Copy the listing verbatim, excluding any images found in it.
>>>>
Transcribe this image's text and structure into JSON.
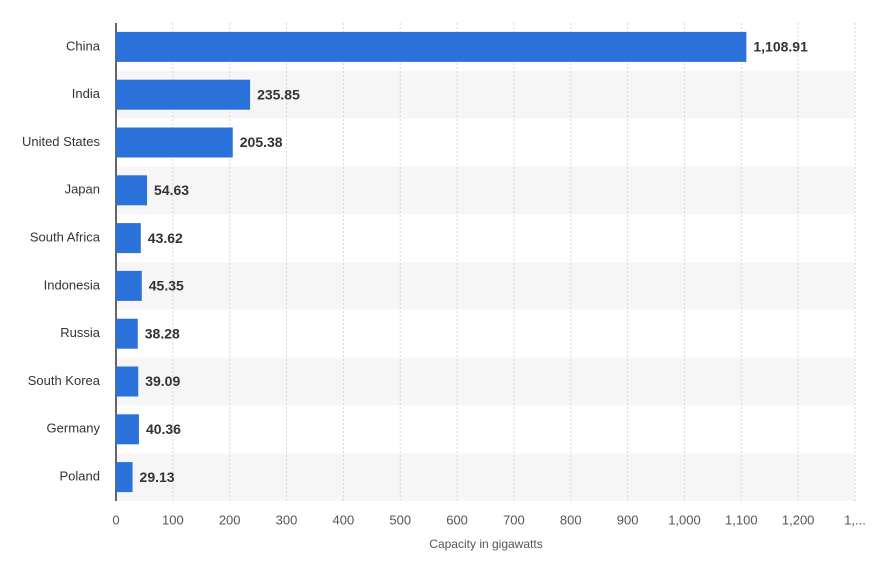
{
  "chart_data": {
    "type": "bar",
    "orientation": "horizontal",
    "x_label": "Capacity in gigawatts",
    "categories": [
      "China",
      "India",
      "United States",
      "Japan",
      "South Africa",
      "Indonesia",
      "Russia",
      "South Korea",
      "Germany",
      "Poland"
    ],
    "values": [
      1108.91,
      235.85,
      205.38,
      54.63,
      43.62,
      45.35,
      38.28,
      39.09,
      40.36,
      29.13
    ],
    "value_labels": [
      "1,108.91",
      "235.85",
      "205.38",
      "54.63",
      "43.62",
      "45.35",
      "38.28",
      "39.09",
      "40.36",
      "29.13"
    ],
    "color": "#2a72d9",
    "xlim": [
      0,
      1300
    ],
    "xticks": [
      0,
      100,
      200,
      300,
      400,
      500,
      600,
      700,
      800,
      900,
      {
        "value": 1000,
        "label": "1,000"
      },
      {
        "value": 1100,
        "label": "1,100"
      },
      {
        "value": 1200,
        "label": "1,200"
      },
      {
        "value": 1300,
        "label": "1,..."
      }
    ],
    "grid": true
  }
}
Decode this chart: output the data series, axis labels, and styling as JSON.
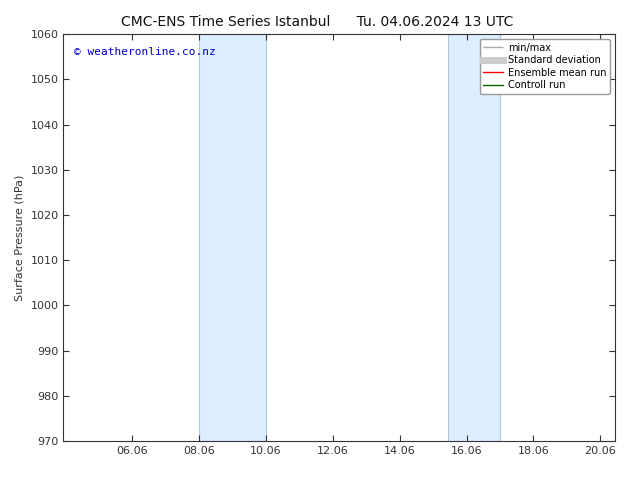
{
  "title_left": "CMC-ENS Time Series Istanbul",
  "title_right": "Tu. 04.06.2024 13 UTC",
  "ylabel": "Surface Pressure (hPa)",
  "ylim": [
    970,
    1060
  ],
  "yticks": [
    970,
    980,
    990,
    1000,
    1010,
    1020,
    1030,
    1040,
    1050,
    1060
  ],
  "xlim": [
    4.0,
    20.5
  ],
  "xticks": [
    6.06,
    8.06,
    10.06,
    12.06,
    14.06,
    16.06,
    18.06,
    20.06
  ],
  "xticklabels": [
    "06.06",
    "08.06",
    "10.06",
    "12.06",
    "14.06",
    "16.06",
    "18.06",
    "20.06"
  ],
  "shaded_regions": [
    {
      "xmin": 8.06,
      "xmax": 10.06
    },
    {
      "xmin": 15.5,
      "xmax": 17.06
    }
  ],
  "shaded_color": "#ddeeff",
  "shaded_edge_color": "#b0c8e0",
  "background_color": "#ffffff",
  "watermark_text": "© weatheronline.co.nz",
  "watermark_color": "#0000cc",
  "watermark_fontsize": 8,
  "legend_entries": [
    {
      "label": "min/max",
      "color": "#aaaaaa",
      "linewidth": 1.0
    },
    {
      "label": "Standard deviation",
      "color": "#cccccc",
      "linewidth": 5
    },
    {
      "label": "Ensemble mean run",
      "color": "#ff0000",
      "linewidth": 1.0
    },
    {
      "label": "Controll run",
      "color": "#006600",
      "linewidth": 1.0
    }
  ],
  "title_fontsize": 10,
  "ylabel_fontsize": 8,
  "tick_fontsize": 8,
  "legend_fontsize": 7,
  "spine_color": "#333333",
  "tick_color": "#333333"
}
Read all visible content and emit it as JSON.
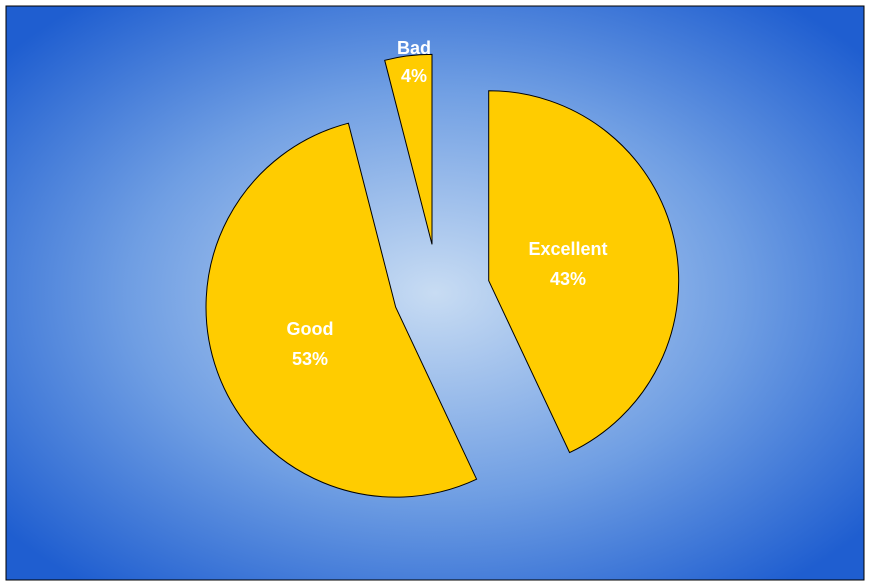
{
  "chart_data": {
    "type": "pie",
    "title": "",
    "categories": [
      "Excellent",
      "Good",
      "Bad"
    ],
    "values": [
      43,
      53,
      4
    ],
    "value_labels": [
      "43%",
      "53%",
      "4%"
    ],
    "exploded": true,
    "colors": {
      "slice": "#ffcc00",
      "slice_outline": "#000000",
      "label_text": "#ffffff",
      "background_center": "#c8dcf3",
      "background_edge": "#1f5ed0",
      "frame_border": "#000000"
    }
  }
}
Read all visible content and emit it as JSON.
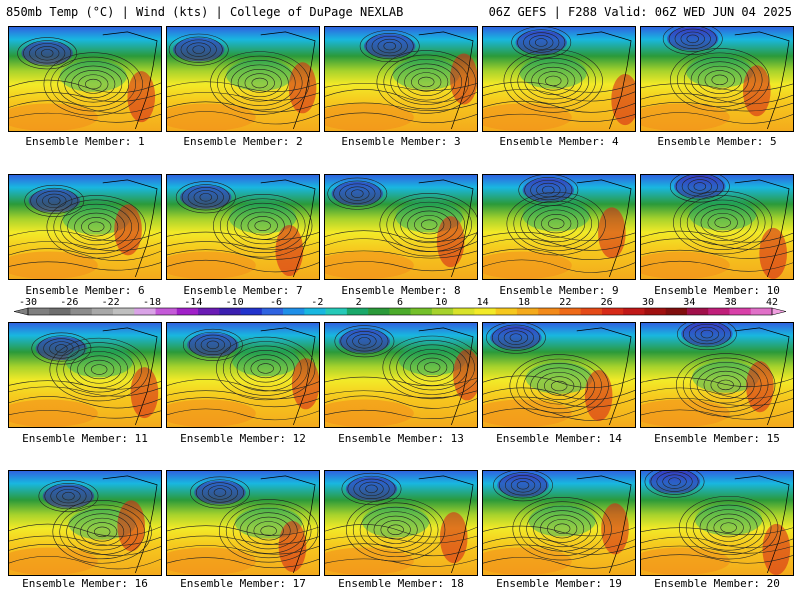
{
  "header": {
    "left_title": "850mb Temp (°C) | Wind (kts) | College of DuPage NEXLAB",
    "right_title": "06Z GEFS | F288 Valid: 06Z WED JUN 04 2025"
  },
  "members": [
    {
      "label": "Ensemble Member: 1"
    },
    {
      "label": "Ensemble Member: 2"
    },
    {
      "label": "Ensemble Member: 3"
    },
    {
      "label": "Ensemble Member: 4"
    },
    {
      "label": "Ensemble Member: 5"
    },
    {
      "label": "Ensemble Member: 6"
    },
    {
      "label": "Ensemble Member: 7"
    },
    {
      "label": "Ensemble Member: 8"
    },
    {
      "label": "Ensemble Member: 9"
    },
    {
      "label": "Ensemble Member: 10"
    },
    {
      "label": "Ensemble Member: 11"
    },
    {
      "label": "Ensemble Member: 12"
    },
    {
      "label": "Ensemble Member: 13"
    },
    {
      "label": "Ensemble Member: 14"
    },
    {
      "label": "Ensemble Member: 15"
    },
    {
      "label": "Ensemble Member: 16"
    },
    {
      "label": "Ensemble Member: 17"
    },
    {
      "label": "Ensemble Member: 18"
    },
    {
      "label": "Ensemble Member: 19"
    },
    {
      "label": "Ensemble Member: 20"
    }
  ],
  "colorbar": {
    "labels": [
      "-30",
      "-26",
      "-22",
      "-18",
      "-14",
      "-10",
      "-6",
      "-2",
      "2",
      "6",
      "10",
      "14",
      "18",
      "22",
      "26",
      "30",
      "34",
      "38",
      "42"
    ],
    "colors": [
      "#7f7f7f",
      "#6e6e6e",
      "#8c8c8c",
      "#a8a8a8",
      "#bfbfbf",
      "#d9a3e6",
      "#c45ad8",
      "#a020c8",
      "#6a1bb4",
      "#3b1fb0",
      "#2233cc",
      "#2f63e0",
      "#1f8fe8",
      "#19b7e0",
      "#26c9b8",
      "#1aa86a",
      "#2b9a3a",
      "#4cab2b",
      "#74c02a",
      "#a6d22c",
      "#d8e22a",
      "#f2ea28",
      "#f6c81e",
      "#f4aa1c",
      "#f28a1a",
      "#ee6a18",
      "#e44a18",
      "#d62a18",
      "#c01818",
      "#a01010",
      "#800e0e",
      "#a0104a",
      "#c01f7a",
      "#d840a8",
      "#e070c8"
    ]
  }
}
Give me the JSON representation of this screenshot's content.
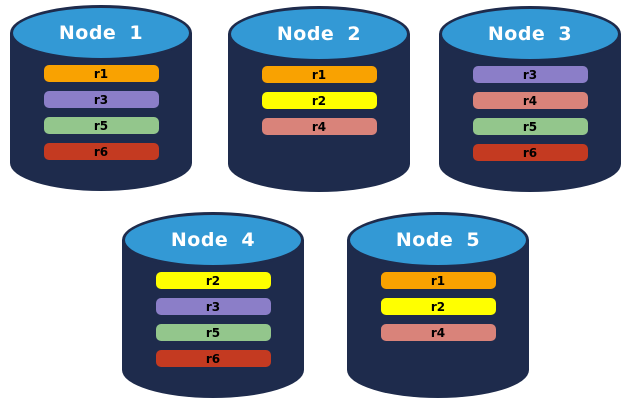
{
  "colors": {
    "cylinder_body": "#1E2B4C",
    "cylinder_top": "#3399D5",
    "node_label_text": "#FFFFFF",
    "bar_label_text": "#000000",
    "replicas": {
      "r1": "#F9A201",
      "r2": "#FFFF00",
      "r3": "#8B7EC8",
      "r4": "#D9837A",
      "r5": "#93C68C",
      "r6": "#C43A21"
    }
  },
  "nodes": [
    {
      "label": "Node 1",
      "replicas": [
        "r1",
        "r3",
        "r5",
        "r6"
      ]
    },
    {
      "label": "Node 2",
      "replicas": [
        "r1",
        "r2",
        "r4"
      ]
    },
    {
      "label": "Node 3",
      "replicas": [
        "r3",
        "r4",
        "r5",
        "r6"
      ]
    },
    {
      "label": "Node 4",
      "replicas": [
        "r2",
        "r3",
        "r5",
        "r6"
      ]
    },
    {
      "label": "Node 5",
      "replicas": [
        "r1",
        "r2",
        "r4"
      ]
    }
  ]
}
<<<<
• [SOLUTION TO THIS PROBLEM]
Transcribe this image's text and structure into JSON.
{
  "chart_data": {
    "type": "bar",
    "orientation": "horizontal",
    "x_label": "Capacity in gigawatts",
    "categories": [
      "China",
      "India",
      "United States",
      "Japan",
      "South Africa",
      "Indonesia",
      "Russia",
      "South Korea",
      "Germany",
      "Poland"
    ],
    "values": [
      1108.91,
      235.85,
      205.38,
      54.63,
      43.62,
      45.35,
      38.28,
      39.09,
      40.36,
      29.13
    ],
    "value_labels": [
      "1,108.91",
      "235.85",
      "205.38",
      "54.63",
      "43.62",
      "45.35",
      "38.28",
      "39.09",
      "40.36",
      "29.13"
    ],
    "color": "#2a72d9",
    "xlim": [
      0,
      1300
    ],
    "xticks": [
      0,
      100,
      200,
      300,
      400,
      500,
      600,
      700,
      800,
      900,
      {
        "value": 1000,
        "label": "1,000"
      },
      {
        "value": 1100,
        "label": "1,100"
      },
      {
        "value": 1200,
        "label": "1,200"
      },
      {
        "value": 1300,
        "label": "1,..."
      }
    ],
    "grid": true
  }
}
Decode this chart: output the data series, axis labels, and styling as JSON.
{
  "title_left": "CMC-ENS Time Series Istanbul",
  "title_right": "Tu. 04.06.2024 13 UTC",
  "ylabel": "Surface Pressure (hPa)",
  "ylim": [
    970,
    1060
  ],
  "yticks": [
    970,
    980,
    990,
    1000,
    1010,
    1020,
    1030,
    1040,
    1050,
    1060
  ],
  "xlim": [
    4.0,
    20.5
  ],
  "xticks": [
    6.06,
    8.06,
    10.06,
    12.06,
    14.06,
    16.06,
    18.06,
    20.06
  ],
  "xticklabels": [
    "06.06",
    "08.06",
    "10.06",
    "12.06",
    "14.06",
    "16.06",
    "18.06",
    "20.06"
  ],
  "shaded_regions": [
    {
      "xmin": 8.06,
      "xmax": 10.06
    },
    {
      "xmin": 15.5,
      "xmax": 17.06
    }
  ],
  "shaded_color": "#ddeeff",
  "shaded_edge_color": "#b0c8e0",
  "background_color": "#ffffff",
  "watermark_text": "© weatheronline.co.nz",
  "watermark_color": "#0000cc",
  "watermark_fontsize": 8,
  "legend_entries": [
    {
      "label": "min/max",
      "color": "#aaaaaa",
      "linewidth": 1.0
    },
    {
      "label": "Standard deviation",
      "color": "#cccccc",
      "linewidth": 5
    },
    {
      "label": "Ensemble mean run",
      "color": "#ff0000",
      "linewidth": 1.0
    },
    {
      "label": "Controll run",
      "color": "#006600",
      "linewidth": 1.0
    }
  ],
  "title_fontsize": 10,
  "ylabel_fontsize": 8,
  "tick_fontsize": 8,
  "legend_fontsize": 7,
  "spine_color": "#333333",
  "tick_color": "#333333"
}
Read all visible content and emit it as JSON.
{
  "chart_data": {
    "type": "pie",
    "title": "",
    "categories": [
      "Excellent",
      "Good",
      "Bad"
    ],
    "values": [
      43,
      53,
      4
    ],
    "value_labels": [
      "43%",
      "53%",
      "4%"
    ],
    "exploded": true,
    "colors": {
      "slice": "#ffcc00",
      "slice_outline": "#000000",
      "label_text": "#ffffff",
      "background_center": "#c8dcf3",
      "background_edge": "#1f5ed0",
      "frame_border": "#000000"
    }
  }
}
Read all visible content and emit it as JSON.
{
  "header": {
    "left_title": "850mb Temp (°C) | Wind (kts) | College of DuPage NEXLAB",
    "right_title": "06Z GEFS | F288 Valid: 06Z WED JUN 04 2025"
  },
  "members": [
    {
      "label": "Ensemble Member: 1"
    },
    {
      "label": "Ensemble Member: 2"
    },
    {
      "label": "Ensemble Member: 3"
    },
    {
      "label": "Ensemble Member: 4"
    },
    {
      "label": "Ensemble Member: 5"
    },
    {
      "label": "Ensemble Member: 6"
    },
    {
      "label": "Ensemble Member: 7"
    },
    {
      "label": "Ensemble Member: 8"
    },
    {
      "label": "Ensemble Member: 9"
    },
    {
      "label": "Ensemble Member: 10"
    },
    {
      "label": "Ensemble Member: 11"
    },
    {
      "label": "Ensemble Member: 12"
    },
    {
      "label": "Ensemble Member: 13"
    },
    {
      "label": "Ensemble Member: 14"
    },
    {
      "label": "Ensemble Member: 15"
    },
    {
      "label": "Ensemble Member: 16"
    },
    {
      "label": "Ensemble Member: 17"
    },
    {
      "label": "Ensemble Member: 18"
    },
    {
      "label": "Ensemble Member: 19"
    },
    {
      "label": "Ensemble Member: 20"
    }
  ],
  "colorbar": {
    "labels": [
      "-30",
      "-26",
      "-22",
      "-18",
      "-14",
      "-10",
      "-6",
      "-2",
      "2",
      "6",
      "10",
      "14",
      "18",
      "22",
      "26",
      "30",
      "34",
      "38",
      "42"
    ],
    "colors": [
      "#7f7f7f",
      "#6e6e6e",
      "#8c8c8c",
      "#a8a8a8",
      "#bfbfbf",
      "#d9a3e6",
      "#c45ad8",
      "#a020c8",
      "#6a1bb4",
      "#3b1fb0",
      "#2233cc",
      "#2f63e0",
      "#1f8fe8",
      "#19b7e0",
      "#26c9b8",
      "#1aa86a",
      "#2b9a3a",
      "#4cab2b",
      "#74c02a",
      "#a6d22c",
      "#d8e22a",
      "#f2ea28",
      "#f6c81e",
      "#f4aa1c",
      "#f28a1a",
      "#ee6a18",
      "#e44a18",
      "#d62a18",
      "#c01818",
      "#a01010",
      "#800e0e",
      "#a0104a",
      "#c01f7a",
      "#d840a8",
      "#e070c8"
    ]
  }
}
Give me the JSON representation of this screenshot's content.
{
  "colors": {
    "cylinder_body": "#1E2B4C",
    "cylinder_top": "#3399D5",
    "node_label_text": "#FFFFFF",
    "bar_label_text": "#000000",
    "replicas": {
      "r1": "#F9A201",
      "r2": "#FFFF00",
      "r3": "#8B7EC8",
      "r4": "#D9837A",
      "r5": "#93C68C",
      "r6": "#C43A21"
    }
  },
  "nodes": [
    {
      "label": "Node 1",
      "replicas": [
        "r1",
        "r3",
        "r5",
        "r6"
      ]
    },
    {
      "label": "Node 2",
      "replicas": [
        "r1",
        "r2",
        "r4"
      ]
    },
    {
      "label": "Node 3",
      "replicas": [
        "r3",
        "r4",
        "r5",
        "r6"
      ]
    },
    {
      "label": "Node 4",
      "replicas": [
        "r2",
        "r3",
        "r5",
        "r6"
      ]
    },
    {
      "label": "Node 5",
      "replicas": [
        "r1",
        "r2",
        "r4"
      ]
    }
  ]
}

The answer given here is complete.